(Figure data in JSON)
------
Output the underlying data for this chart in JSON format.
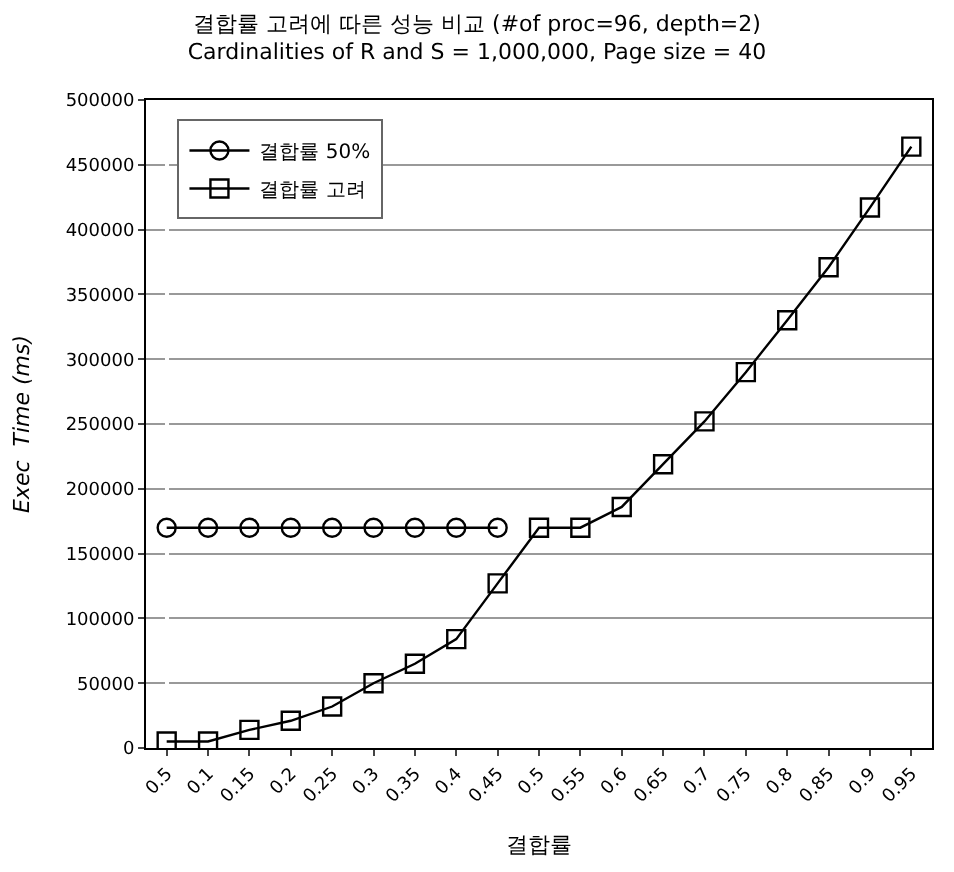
{
  "chart_data": {
    "type": "line",
    "title": "결합률 고려에 따른 성능 비교 (#of proc=96, depth=2)",
    "subtitle": "Cardinalities of R and S = 1,000,000, Page size = 40",
    "xlabel": "결합률",
    "ylabel": "Exec  Time (ms)",
    "categories": [
      "0.5",
      "0.1",
      "0.15",
      "0.2",
      "0.25",
      "0.3",
      "0.35",
      "0.4",
      "0.45",
      "0.5",
      "0.55",
      "0.6",
      "0.65",
      "0.7",
      "0.75",
      "0.8",
      "0.85",
      "0.9",
      "0.95"
    ],
    "series": [
      {
        "name": "결합률 50%",
        "color": "#000000",
        "marker": "circle",
        "values": [
          170000,
          170000,
          170000,
          170000,
          170000,
          170000,
          170000,
          170000,
          170000,
          null,
          null,
          null,
          null,
          null,
          null,
          null,
          null,
          null,
          null
        ]
      },
      {
        "name": "결합률 고려",
        "color": "#000000",
        "marker": "square",
        "values": [
          5000,
          5000,
          14000,
          21000,
          32000,
          50000,
          65000,
          84000,
          127000,
          170000,
          170000,
          186000,
          219000,
          252000,
          290000,
          330000,
          371000,
          417000,
          464000
        ]
      }
    ],
    "ylim": [
      0,
      500000
    ],
    "yticks": [
      0,
      50000,
      100000,
      150000,
      200000,
      250000,
      300000,
      350000,
      400000,
      450000,
      500000
    ],
    "grid": "y",
    "legend": "top left",
    "line_style": "solid"
  }
}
------
Make an exact reproduction of the listing above, without any pictures.

Output the underlying data for this chart in JSON format.
{
  "chart_data": {
    "type": "line",
    "title": "결합률 고려에 따른 성능 비교 (#of proc=96, depth=2)",
    "subtitle": "Cardinalities of R and S = 1,000,000, Page size = 40",
    "xlabel": "결합률",
    "ylabel": "Exec  Time (ms)",
    "categories": [
      "0.5",
      "0.1",
      "0.15",
      "0.2",
      "0.25",
      "0.3",
      "0.35",
      "0.4",
      "0.45",
      "0.5",
      "0.55",
      "0.6",
      "0.65",
      "0.7",
      "0.75",
      "0.8",
      "0.85",
      "0.9",
      "0.95"
    ],
    "series": [
      {
        "name": "결합률 50%",
        "color": "#000000",
        "marker": "circle",
        "values": [
          170000,
          170000,
          170000,
          170000,
          170000,
          170000,
          170000,
          170000,
          170000,
          null,
          null,
          null,
          null,
          null,
          null,
          null,
          null,
          null,
          null
        ]
      },
      {
        "name": "결합률 고려",
        "color": "#000000",
        "marker": "square",
        "values": [
          5000,
          5000,
          14000,
          21000,
          32000,
          50000,
          65000,
          84000,
          127000,
          170000,
          170000,
          186000,
          219000,
          252000,
          290000,
          330000,
          371000,
          417000,
          464000
        ]
      }
    ],
    "ylim": [
      0,
      500000
    ],
    "yticks": [
      0,
      50000,
      100000,
      150000,
      200000,
      250000,
      300000,
      350000,
      400000,
      450000,
      500000
    ],
    "grid": "y",
    "legend": "top left",
    "line_style": "solid"
  }
}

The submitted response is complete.